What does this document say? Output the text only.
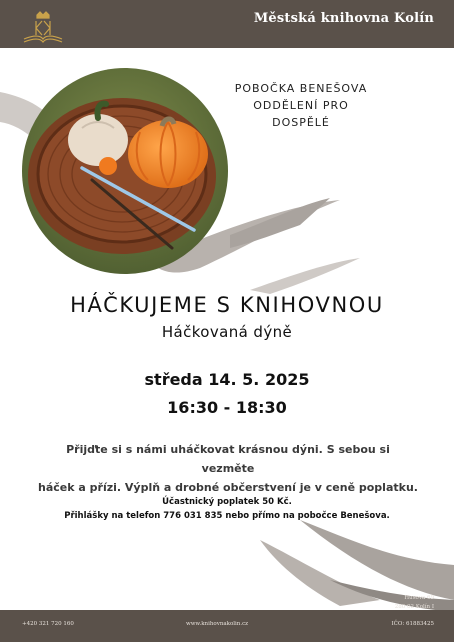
Městská knihovna Kolín
POBOČKA BENEŠOVA
ODDĚLENÍ PRO DOSPĚLÉ
HÁČKUJEME S KNIHOVNOU
Háčkovaná dýně
středa 14. 5. 2025
16:30 - 18:30
Přijďte si s námi uháčkovat krásnou dýni. S sebou si vezměte
háček a přízi. Výplň a drobné občerstvení je v ceně poplatku.
Účastnický poplatek 50 Kč.
Přihlášky na telefon 776 031 835 nebo přímo na pobočce Benešova.
Husova 69
280 02 Kolín I
+420 321 720 160	www.knihovnakolin.cz	IČO: 61883425
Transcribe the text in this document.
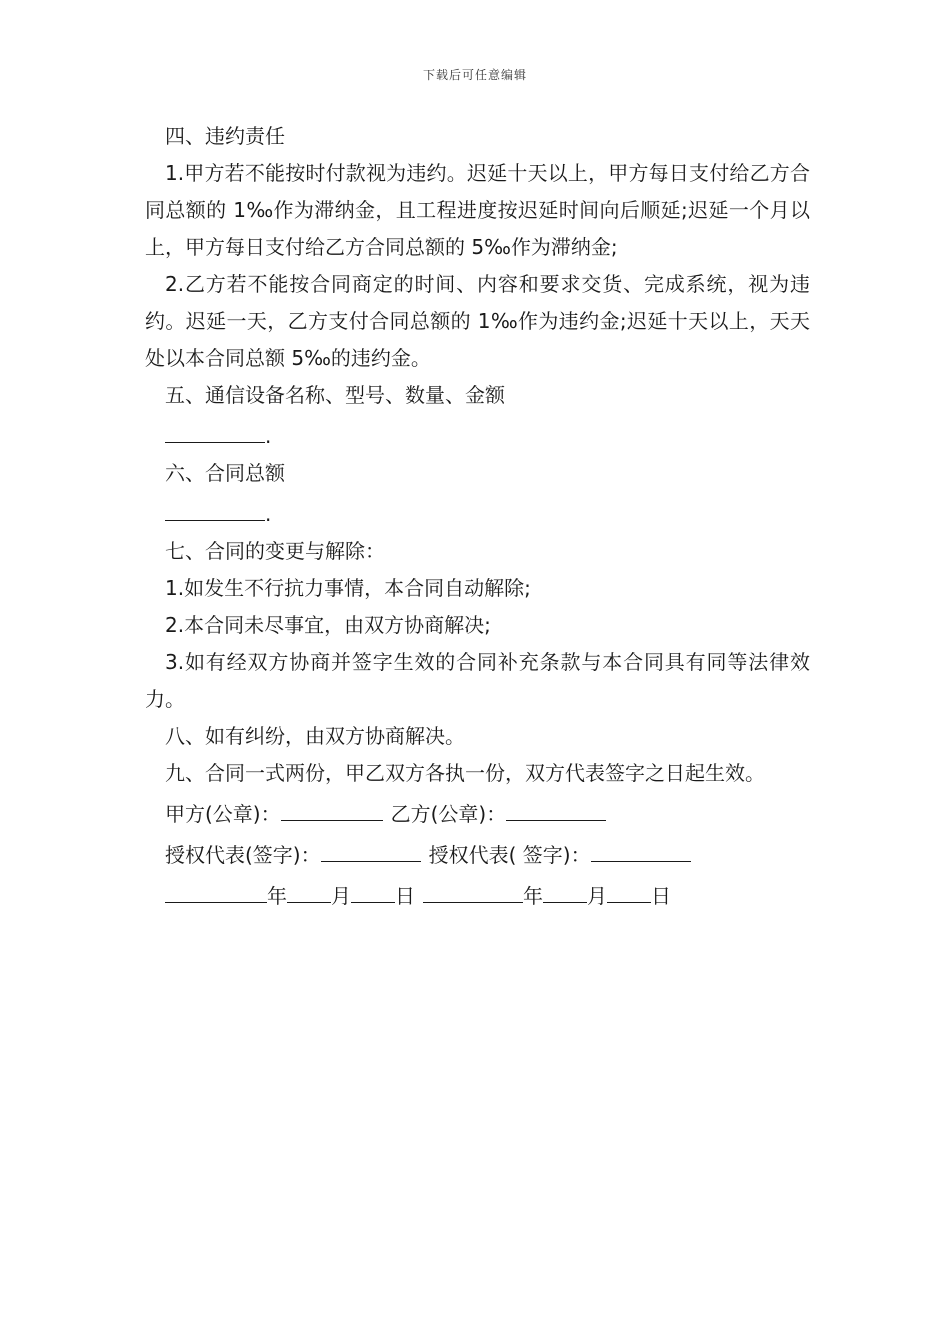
下载后可任意编辑

四、违约责任

1.甲方若不能按时付款视为违约。迟延十天以上，甲方每日支付给乙方合同总额的 1‰作为滞纳金，且工程进度按迟延时间向后顺延;迟延一个月以上，甲方每日支付给乙方合同总额的 5‰作为滞纳金;

2.乙方若不能按合同商定的时间、内容和要求交货、完成系统，视为违约。迟延一天，乙方支付合同总额的 1‰作为违约金;迟延十天以上，天天处以本合同总额 5‰的违约金。

五、通信设备名称、型号、数量、金额

.

六、合同总额

.

七、合同的变更与解除：

1.如发生不行抗力事情，本合同自动解除;

2.本合同未尽事宜，由双方协商解决;

3.如有经双方协商并签字生效的合同补充条款与本合同具有同等法律效力。

八、如有纠纷，由双方协商解决。

九、合同一式两份，甲乙双方各执一份，双方代表签字之日起生效。

甲方(公章)：	乙方(公章)：

授权代表(签字)：	授权代表( 签字)：

年 月 日	年 月 日
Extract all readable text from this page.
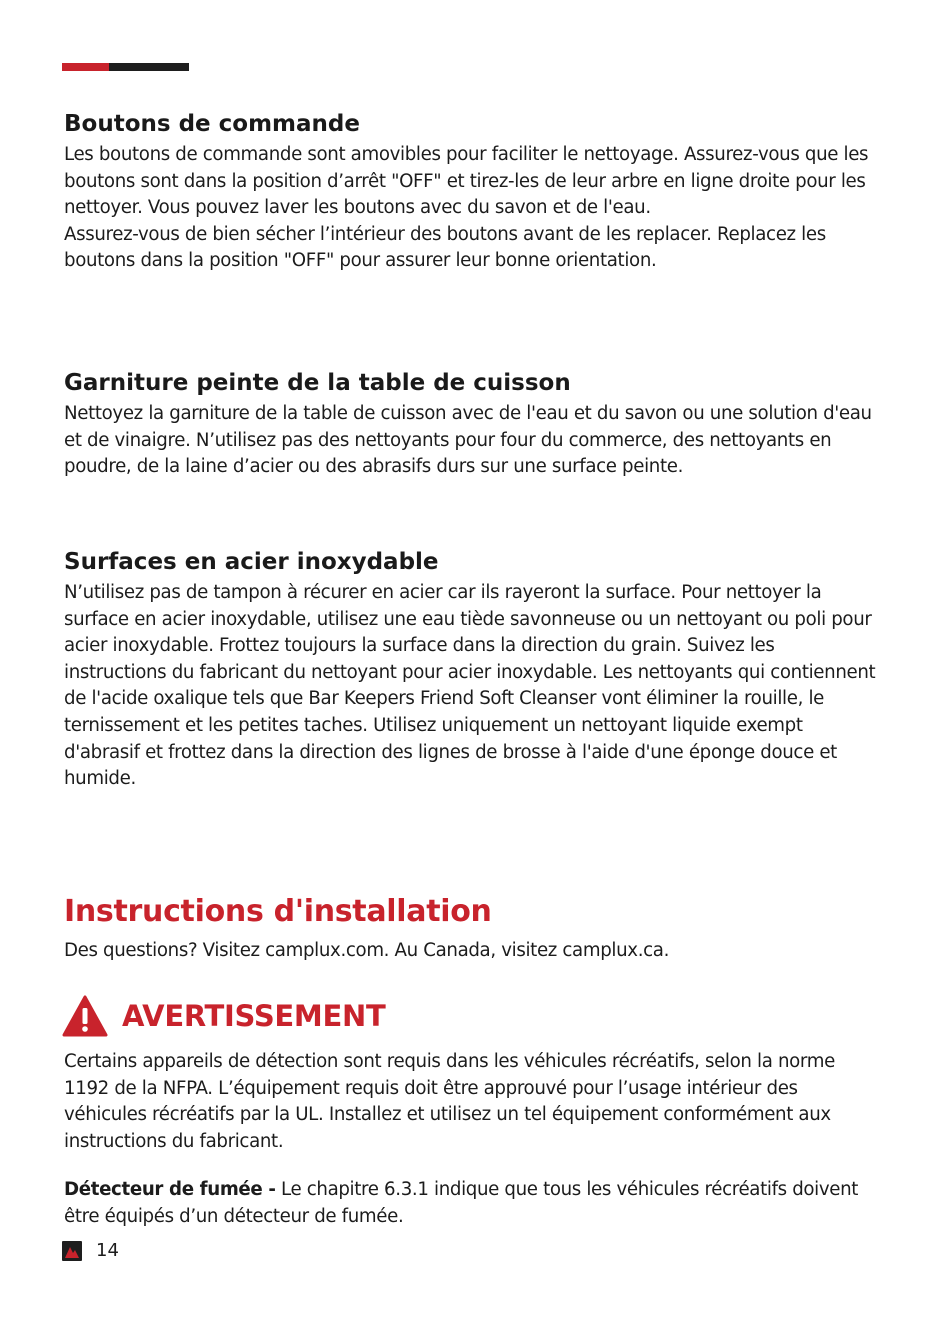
Boutons de commande

Les boutons de commande sont amovibles pour faciliter le nettoyage. Assurez-vous que les boutons sont dans la position d’arrêt "OFF" et tirez-les de leur arbre en ligne droite pour les nettoyer. Vous pouvez laver les boutons avec du savon et de l'eau.

Assurez-vous de bien sécher l’intérieur des boutons avant de les replacer. Replacez les boutons dans la position "OFF" pour assurer leur bonne orientation.

Garniture peinte de la table de cuisson

Nettoyez la garniture de la table de cuisson avec de l'eau et du savon ou une solution d'eau et de vinaigre. N’utilisez pas des nettoyants pour four du commerce, des nettoyants en poudre, de la laine d’acier ou des abrasifs durs sur une surface peinte.

Surfaces en acier inoxydable

N’utilisez pas de tampon à récurer en acier car ils rayeront la surface. Pour nettoyer la surface en acier inoxydable, utilisez une eau tiède savonneuse ou un nettoyant ou poli pour acier inoxydable. Frottez toujours la surface dans la direction du grain. Suivez les instructions du fabricant du nettoyant pour acier inoxydable. Les nettoyants qui contiennent de l'acide oxalique tels que Bar Keepers Friend Soft Cleanser vont éliminer la rouille, le ternissement et les petites taches. Utilisez uniquement un nettoyant liquide exempt d'abrasif et frottez dans la direction des lignes de brosse à l'aide d'une éponge douce et humide.

Instructions d'installation

Des questions? Visitez camplux.com. Au Canada, visitez camplux.ca.

AVERTISSEMENT

Certains appareils de détection sont requis dans les véhicules récréatifs, selon la norme 1192 de la NFPA. L’équipement requis doit être approuvé pour l’usage intérieur des véhicules récréatifs par la UL. Installez et utilisez un tel équipement conformément aux instructions du fabricant.

Détecteur de fumée - Le chapitre 6.3.1 indique que tous les véhicules récréatifs doivent être équipés d’un détecteur de fumée.

14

+ + + + + + +

• [INSTRUCTIONS FOR THE TASK]:
Copy the listing exactly. Any image in it stays out of the copy.

• [SOLUTION TO THIS EXERCISE]:
What does this document say? Output the text only.
Městská knihovna Kolín
POBOČKA BENEŠOVA
ODDĚLENÍ PRO DOSPĚLÉ
HÁČKUJEME S KNIHOVNOU
Háčkovaná dýně
středa 14. 5. 2025
16:30 - 18:30
Přijďte si s námi uháčkovat krásnou dýni. S sebou si vezměte
háček a přízi. Výplň a drobné občerstvení je v ceně poplatku.
Účastnický poplatek 50 Kč.
Přihlášky na telefon 776 031 835 nebo přímo na pobočce Benešova.
Husova 69
280 02 Kolín I
+420 321 720 160	www.knihovnakolin.cz	IČO: 61883425
Transcribe the text in this document.
下载后可任意编辑

四、违约责任

1.甲方若不能按时付款视为违约。迟延十天以上，甲方每日支付给乙方合同总额的 1‰作为滞纳金，且工程进度按迟延时间向后顺延;迟延一个月以上，甲方每日支付给乙方合同总额的 5‰作为滞纳金;

2.乙方若不能按合同商定的时间、内容和要求交货、完成系统，视为违约。迟延一天，乙方支付合同总额的 1‰作为违约金;迟延十天以上，天天处以本合同总额 5‰的违约金。

五、通信设备名称、型号、数量、金额

.

六、合同总额

.

七、合同的变更与解除：

1.如发生不行抗力事情，本合同自动解除;

2.本合同未尽事宜，由双方协商解决;

3.如有经双方协商并签字生效的合同补充条款与本合同具有同等法律效力。

八、如有纠纷，由双方协商解决。

九、合同一式两份，甲乙双方各执一份，双方代表签字之日起生效。

甲方(公章)：	乙方(公章)：

授权代表(签字)：	授权代表( 签字)：

年 月 日	年 月 日
Extract all readable text from this page.
Boutons de commande

Les boutons de commande sont amovibles pour faciliter le nettoyage. Assurez-vous que les boutons sont dans la position d’arrêt "OFF" et tirez-les de leur arbre en ligne droite pour les nettoyer. Vous pouvez laver les boutons avec du savon et de l'eau.

Assurez-vous de bien sécher l’intérieur des boutons avant de les replacer. Replacez les boutons dans la position "OFF" pour assurer leur bonne orientation.

Garniture peinte de la table de cuisson

Nettoyez la garniture de la table de cuisson avec de l'eau et du savon ou une solution d'eau et de vinaigre. N’utilisez pas des nettoyants pour four du commerce, des nettoyants en poudre, de la laine d’acier ou des abrasifs durs sur une surface peinte.

Surfaces en acier inoxydable

N’utilisez pas de tampon à récurer en acier car ils rayeront la surface. Pour nettoyer la surface en acier inoxydable, utilisez une eau tiède savonneuse ou un nettoyant ou poli pour acier inoxydable. Frottez toujours la surface dans la direction du grain. Suivez les instructions du fabricant du nettoyant pour acier inoxydable. Les nettoyants qui contiennent de l'acide oxalique tels que Bar Keepers Friend Soft Cleanser vont éliminer la rouille, le ternissement et les petites taches. Utilisez uniquement un nettoyant liquide exempt d'abrasif et frottez dans la direction des lignes de brosse à l'aide d'une éponge douce et humide.

Instructions d'installation

Des questions? Visitez camplux.com. Au Canada, visitez camplux.ca.

AVERTISSEMENT

Certains appareils de détection sont requis dans les véhicules récréatifs, selon la norme 1192 de la NFPA. L’équipement requis doit être approuvé pour l’usage intérieur des véhicules récréatifs par la UL. Installez et utilisez un tel équipement conformément aux instructions du fabricant.

Détecteur de fumée - Le chapitre 6.3.1 indique que tous les véhicules récréatifs doivent être équipés d’un détecteur de fumée.

14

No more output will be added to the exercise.